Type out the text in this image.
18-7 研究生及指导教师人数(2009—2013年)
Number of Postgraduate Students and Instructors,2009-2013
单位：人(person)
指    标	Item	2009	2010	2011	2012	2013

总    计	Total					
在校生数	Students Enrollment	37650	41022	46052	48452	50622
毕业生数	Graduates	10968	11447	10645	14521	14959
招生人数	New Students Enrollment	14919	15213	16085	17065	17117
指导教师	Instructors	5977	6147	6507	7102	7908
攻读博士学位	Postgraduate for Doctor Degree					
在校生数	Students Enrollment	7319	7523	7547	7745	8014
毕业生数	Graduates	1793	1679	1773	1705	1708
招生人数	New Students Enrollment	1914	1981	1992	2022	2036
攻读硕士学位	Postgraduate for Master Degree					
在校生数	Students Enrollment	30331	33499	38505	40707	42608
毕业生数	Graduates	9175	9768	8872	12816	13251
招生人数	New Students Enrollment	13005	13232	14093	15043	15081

**Directions for this task:** Provide an exact reproduction of all the entries shown above.

**Response to this exercise:**
Type out the text in this image.
18-7 研究生及指导教师人数(2009—2013年)
Number of Postgraduate Students and Instructors,2009-2013
单位：人(person)
指    标	Item	2009	2010	2011	2012	2013

总    计	Total					
在校生数	Students Enrollment	37650	41022	46052	48452	50622
毕业生数	Graduates	10968	11447	10645	14521	14959
招生人数	New Students Enrollment	14919	15213	16085	17065	17117
指导教师	Instructors	5977	6147	6507	7102	7908
攻读博士学位	Postgraduate for Doctor Degree					
在校生数	Students Enrollment	7319	7523	7547	7745	8014
毕业生数	Graduates	1793	1679	1773	1705	1708
招生人数	New Students Enrollment	1914	1981	1992	2022	2036
攻读硕士学位	Postgraduate for Master Degree					
在校生数	Students Enrollment	30331	33499	38505	40707	42608
毕业生数	Graduates	9175	9768	8872	12816	13251
招生人数	New Students Enrollment	13005	13232	14093	15043	15081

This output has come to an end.